■ WORK TO BE COMPLETED: Would you retype every line below without changing anything?

■ PROVIDED RECORDS:

_____

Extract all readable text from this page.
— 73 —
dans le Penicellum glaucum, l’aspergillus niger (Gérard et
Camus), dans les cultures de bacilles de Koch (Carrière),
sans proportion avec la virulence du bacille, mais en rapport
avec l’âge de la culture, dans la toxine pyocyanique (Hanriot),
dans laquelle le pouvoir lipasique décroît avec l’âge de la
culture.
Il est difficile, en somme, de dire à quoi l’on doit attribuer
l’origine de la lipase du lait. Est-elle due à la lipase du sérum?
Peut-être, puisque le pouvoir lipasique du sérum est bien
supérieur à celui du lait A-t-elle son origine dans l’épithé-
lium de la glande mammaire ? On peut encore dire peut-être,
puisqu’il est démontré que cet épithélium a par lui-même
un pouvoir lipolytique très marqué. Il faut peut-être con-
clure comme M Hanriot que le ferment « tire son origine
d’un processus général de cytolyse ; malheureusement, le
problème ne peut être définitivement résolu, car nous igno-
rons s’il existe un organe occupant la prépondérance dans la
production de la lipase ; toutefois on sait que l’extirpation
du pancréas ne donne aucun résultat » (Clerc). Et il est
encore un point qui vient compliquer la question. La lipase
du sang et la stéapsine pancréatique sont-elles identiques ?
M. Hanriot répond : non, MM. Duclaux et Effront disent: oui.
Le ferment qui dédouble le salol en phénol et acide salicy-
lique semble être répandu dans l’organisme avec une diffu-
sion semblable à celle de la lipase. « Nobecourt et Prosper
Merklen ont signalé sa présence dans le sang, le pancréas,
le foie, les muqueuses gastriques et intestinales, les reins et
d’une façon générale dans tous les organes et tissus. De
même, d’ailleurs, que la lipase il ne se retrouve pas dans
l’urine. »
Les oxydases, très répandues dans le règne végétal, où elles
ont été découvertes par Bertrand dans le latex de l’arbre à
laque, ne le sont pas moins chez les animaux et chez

_____

■ ANSWER SPACE:
Extract all readable text from this page.
— 73 —
dans le Penicellum glaucum, l’aspergillus niger (Gérard et
Camus), dans les cultures de bacilles de Koch (Carrière),
sans proportion avec la virulence du bacille, mais en rapport
avec l’âge de la culture, dans la toxine pyocyanique (Hanriot),
dans laquelle le pouvoir lipasique décroît avec l’âge de la
culture.
Il est difficile, en somme, de dire à quoi l’on doit attribuer
l’origine de la lipase du lait. Est-elle due à la lipase du sérum?
Peut-être, puisque le pouvoir lipasique du sérum est bien
supérieur à celui du lait A-t-elle son origine dans l’épithé-
lium de la glande mammaire ? On peut encore dire peut-être,
puisqu’il est démontré que cet épithélium a par lui-même
un pouvoir lipolytique très marqué. Il faut peut-être con-
clure comme M Hanriot que le ferment « tire son origine
d’un processus général de cytolyse ; malheureusement, le
problème ne peut être définitivement résolu, car nous igno-
rons s’il existe un organe occupant la prépondérance dans la
production de la lipase ; toutefois on sait que l’extirpation
du pancréas ne donne aucun résultat » (Clerc). Et il est
encore un point qui vient compliquer la question. La lipase
du sang et la stéapsine pancréatique sont-elles identiques ?
M. Hanriot répond : non, MM. Duclaux et Effront disent: oui.
Le ferment qui dédouble le salol en phénol et acide salicy-
lique semble être répandu dans l’organisme avec une diffu-
sion semblable à celle de la lipase. « Nobecourt et Prosper
Merklen ont signalé sa présence dans le sang, le pancréas,
le foie, les muqueuses gastriques et intestinales, les reins et
d’une façon générale dans tous les organes et tissus. De
même, d’ailleurs, que la lipase il ne se retrouve pas dans
l’urine. »
Les oxydases, très répandues dans le règne végétal, où elles
ont été découvertes par Bertrand dans le latex de l’arbre à
laque, ne le sont pas moins chez les animaux et chez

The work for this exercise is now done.